WHAT IS EXPECTED — Transcribe all the entries word for word, omitting any pictures they contain.

SOURCE MATERIAL —

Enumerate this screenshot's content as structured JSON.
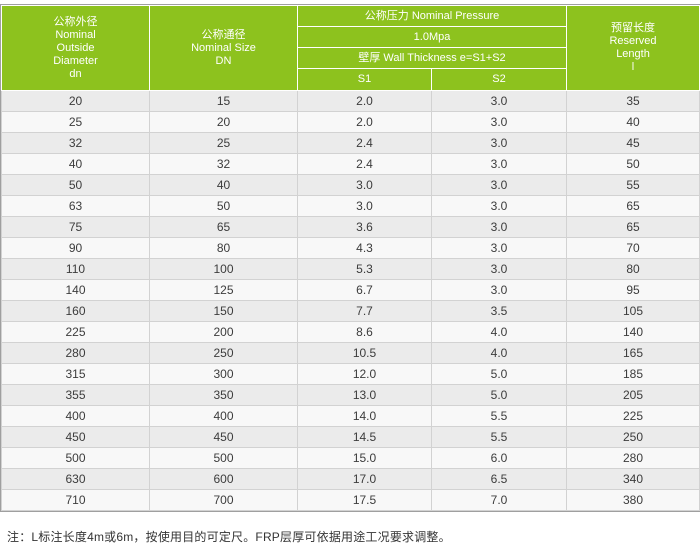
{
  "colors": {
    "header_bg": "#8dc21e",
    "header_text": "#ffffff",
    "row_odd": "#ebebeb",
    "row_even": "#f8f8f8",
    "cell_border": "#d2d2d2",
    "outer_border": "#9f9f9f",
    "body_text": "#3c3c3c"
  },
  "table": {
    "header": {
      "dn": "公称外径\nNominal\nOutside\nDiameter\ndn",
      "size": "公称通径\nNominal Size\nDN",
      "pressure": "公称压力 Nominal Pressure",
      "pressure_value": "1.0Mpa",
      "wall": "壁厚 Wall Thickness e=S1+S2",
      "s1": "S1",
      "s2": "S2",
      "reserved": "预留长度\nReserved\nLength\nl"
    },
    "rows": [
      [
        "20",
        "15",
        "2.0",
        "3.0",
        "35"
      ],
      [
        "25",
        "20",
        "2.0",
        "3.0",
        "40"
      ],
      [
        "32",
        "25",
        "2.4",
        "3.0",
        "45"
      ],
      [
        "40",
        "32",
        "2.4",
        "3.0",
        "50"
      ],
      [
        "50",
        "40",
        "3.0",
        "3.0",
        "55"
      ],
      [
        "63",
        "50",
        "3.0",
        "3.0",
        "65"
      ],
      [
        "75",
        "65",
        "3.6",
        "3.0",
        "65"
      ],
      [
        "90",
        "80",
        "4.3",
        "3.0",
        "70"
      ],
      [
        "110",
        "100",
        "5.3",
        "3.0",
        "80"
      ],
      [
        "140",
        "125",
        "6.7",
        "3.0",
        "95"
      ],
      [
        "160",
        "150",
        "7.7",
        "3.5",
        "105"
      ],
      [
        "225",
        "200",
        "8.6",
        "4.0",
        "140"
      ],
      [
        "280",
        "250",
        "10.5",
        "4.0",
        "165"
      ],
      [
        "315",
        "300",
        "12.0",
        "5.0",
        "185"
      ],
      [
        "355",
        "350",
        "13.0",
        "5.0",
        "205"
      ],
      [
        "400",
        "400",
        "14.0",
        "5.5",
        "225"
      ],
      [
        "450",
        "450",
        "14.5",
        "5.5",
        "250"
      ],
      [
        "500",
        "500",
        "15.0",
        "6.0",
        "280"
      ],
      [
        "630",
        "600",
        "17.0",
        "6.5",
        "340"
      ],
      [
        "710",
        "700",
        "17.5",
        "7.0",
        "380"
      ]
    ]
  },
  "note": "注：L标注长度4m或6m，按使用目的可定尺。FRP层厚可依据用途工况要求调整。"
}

WRITTEN RESPONSE —
Enumerate this screenshot's content as structured JSON.
{
  "colors": {
    "header_bg": "#8dc21e",
    "header_text": "#ffffff",
    "row_odd": "#ebebeb",
    "row_even": "#f8f8f8",
    "cell_border": "#d2d2d2",
    "outer_border": "#9f9f9f",
    "body_text": "#3c3c3c"
  },
  "table": {
    "header": {
      "dn": "公称外径\nNominal\nOutside\nDiameter\ndn",
      "size": "公称通径\nNominal Size\nDN",
      "pressure": "公称压力 Nominal Pressure",
      "pressure_value": "1.0Mpa",
      "wall": "壁厚 Wall Thickness e=S1+S2",
      "s1": "S1",
      "s2": "S2",
      "reserved": "预留长度\nReserved\nLength\nl"
    },
    "rows": [
      [
        "20",
        "15",
        "2.0",
        "3.0",
        "35"
      ],
      [
        "25",
        "20",
        "2.0",
        "3.0",
        "40"
      ],
      [
        "32",
        "25",
        "2.4",
        "3.0",
        "45"
      ],
      [
        "40",
        "32",
        "2.4",
        "3.0",
        "50"
      ],
      [
        "50",
        "40",
        "3.0",
        "3.0",
        "55"
      ],
      [
        "63",
        "50",
        "3.0",
        "3.0",
        "65"
      ],
      [
        "75",
        "65",
        "3.6",
        "3.0",
        "65"
      ],
      [
        "90",
        "80",
        "4.3",
        "3.0",
        "70"
      ],
      [
        "110",
        "100",
        "5.3",
        "3.0",
        "80"
      ],
      [
        "140",
        "125",
        "6.7",
        "3.0",
        "95"
      ],
      [
        "160",
        "150",
        "7.7",
        "3.5",
        "105"
      ],
      [
        "225",
        "200",
        "8.6",
        "4.0",
        "140"
      ],
      [
        "280",
        "250",
        "10.5",
        "4.0",
        "165"
      ],
      [
        "315",
        "300",
        "12.0",
        "5.0",
        "185"
      ],
      [
        "355",
        "350",
        "13.0",
        "5.0",
        "205"
      ],
      [
        "400",
        "400",
        "14.0",
        "5.5",
        "225"
      ],
      [
        "450",
        "450",
        "14.5",
        "5.5",
        "250"
      ],
      [
        "500",
        "500",
        "15.0",
        "6.0",
        "280"
      ],
      [
        "630",
        "600",
        "17.0",
        "6.5",
        "340"
      ],
      [
        "710",
        "700",
        "17.5",
        "7.0",
        "380"
      ]
    ]
  },
  "note": "注：L标注长度4m或6m，按使用目的可定尺。FRP层厚可依据用途工况要求调整。"
}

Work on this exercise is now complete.